■ Work instructions
Your task is to repeat the entries exactly. Leave the pictures out.
— Begin Data supplied —
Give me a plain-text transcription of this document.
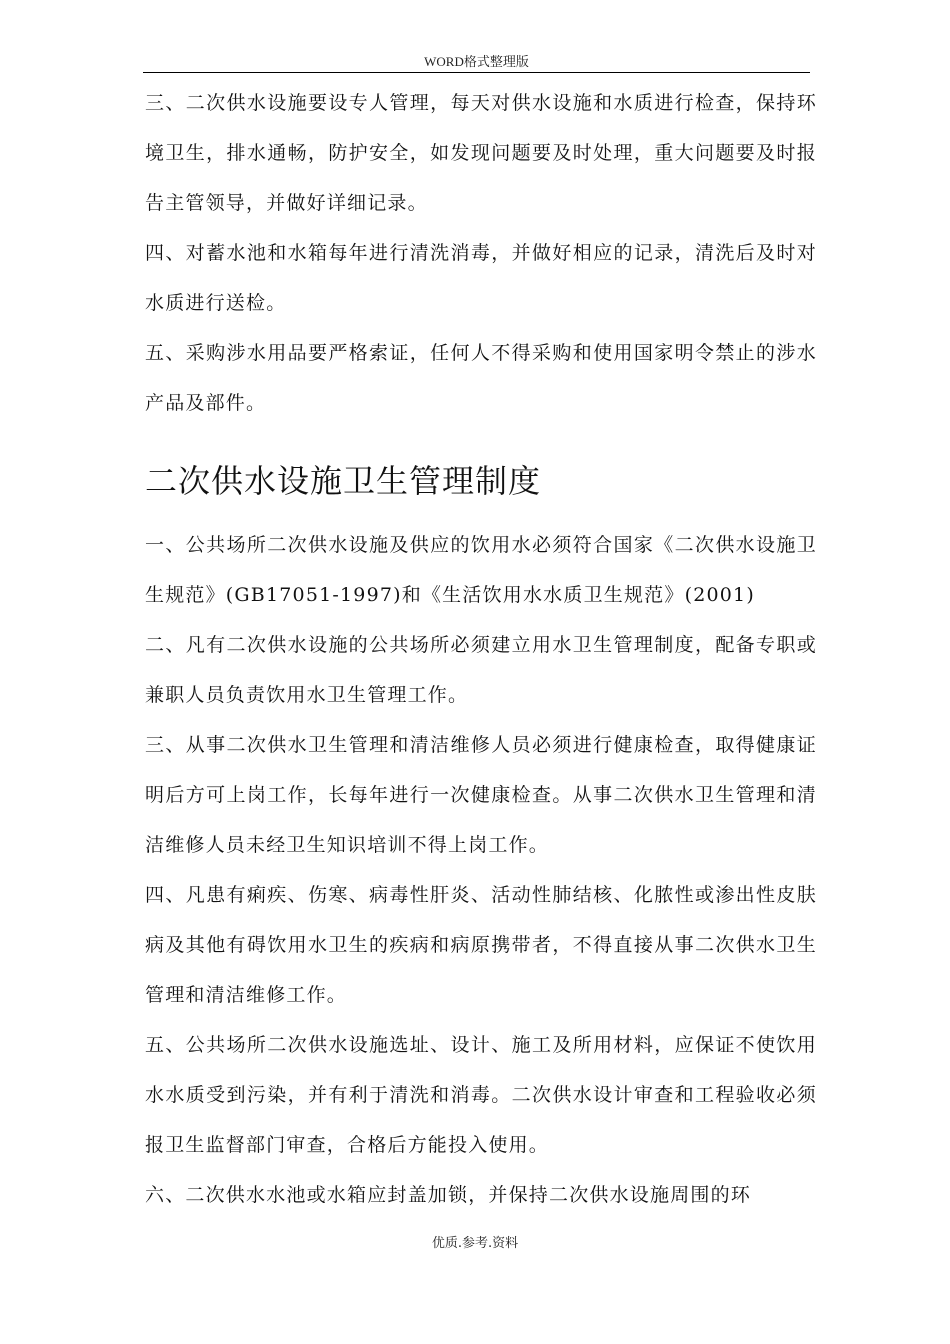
WORD格式整理版

三、二次供水设施要设专人管理，每天对供水设施和水质进行检查，保持环境卫生，排水通畅，防护安全，如发现问题要及时处理，重大问题要及时报告主管领导，并做好详细记录。

四、对蓄水池和水箱每年进行清洗消毒，并做好相应的记录，清洗后及时对水质进行送检。

五、采购涉水用品要严格索证，任何人不得采购和使用国家明令禁止的涉水产品及部件。

二次供水设施卫生管理制度

一、公共场所二次供水设施及供应的饮用水必须符合国家《二次供水设施卫生规范》(GB17051-1997)和《生活饮用水水质卫生规范》(2001)

二、凡有二次供水设施的公共场所必须建立用水卫生管理制度，配备专职或兼职人员负责饮用水卫生管理工作。

三、从事二次供水卫生管理和清洁维修人员必须进行健康检查，取得健康证明后方可上岗工作，长每年进行一次健康检查。从事二次供水卫生管理和清洁维修人员未经卫生知识培训不得上岗工作。

四、凡患有痢疾、伤寒、病毒性肝炎、活动性肺结核、化脓性或渗出性皮肤病及其他有碍饮用水卫生的疾病和病原携带者，不得直接从事二次供水卫生管理和清洁维修工作。

五、公共场所二次供水设施选址、设计、施工及所用材料，应保证不使饮用水水质受到污染，并有利于清洗和消毒。二次供水设计审查和工程验收必须报卫生监督部门审查，合格后方能投入使用。

六、二次供水水池或水箱应封盖加锁，并保持二次供水设施周围的环

优质.参考.资料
— End Data supplied —
■ Expected answer
Give me a plain-text transcription of this document.
WORD格式整理版

三、二次供水设施要设专人管理，每天对供水设施和水质进行检查，保持环境卫生，排水通畅，防护安全，如发现问题要及时处理，重大问题要及时报告主管领导，并做好详细记录。

四、对蓄水池和水箱每年进行清洗消毒，并做好相应的记录，清洗后及时对水质进行送检。

五、采购涉水用品要严格索证，任何人不得采购和使用国家明令禁止的涉水产品及部件。

二次供水设施卫生管理制度

一、公共场所二次供水设施及供应的饮用水必须符合国家《二次供水设施卫生规范》(GB17051-1997)和《生活饮用水水质卫生规范》(2001)

二、凡有二次供水设施的公共场所必须建立用水卫生管理制度，配备专职或兼职人员负责饮用水卫生管理工作。

三、从事二次供水卫生管理和清洁维修人员必须进行健康检查，取得健康证明后方可上岗工作，长每年进行一次健康检查。从事二次供水卫生管理和清洁维修人员未经卫生知识培训不得上岗工作。

四、凡患有痢疾、伤寒、病毒性肝炎、活动性肺结核、化脓性或渗出性皮肤病及其他有碍饮用水卫生的疾病和病原携带者，不得直接从事二次供水卫生管理和清洁维修工作。

五、公共场所二次供水设施选址、设计、施工及所用材料，应保证不使饮用水水质受到污染，并有利于清洗和消毒。二次供水设计审查和工程验收必须报卫生监督部门审查，合格后方能投入使用。

六、二次供水水池或水箱应封盖加锁，并保持二次供水设施周围的环

优质.参考.资料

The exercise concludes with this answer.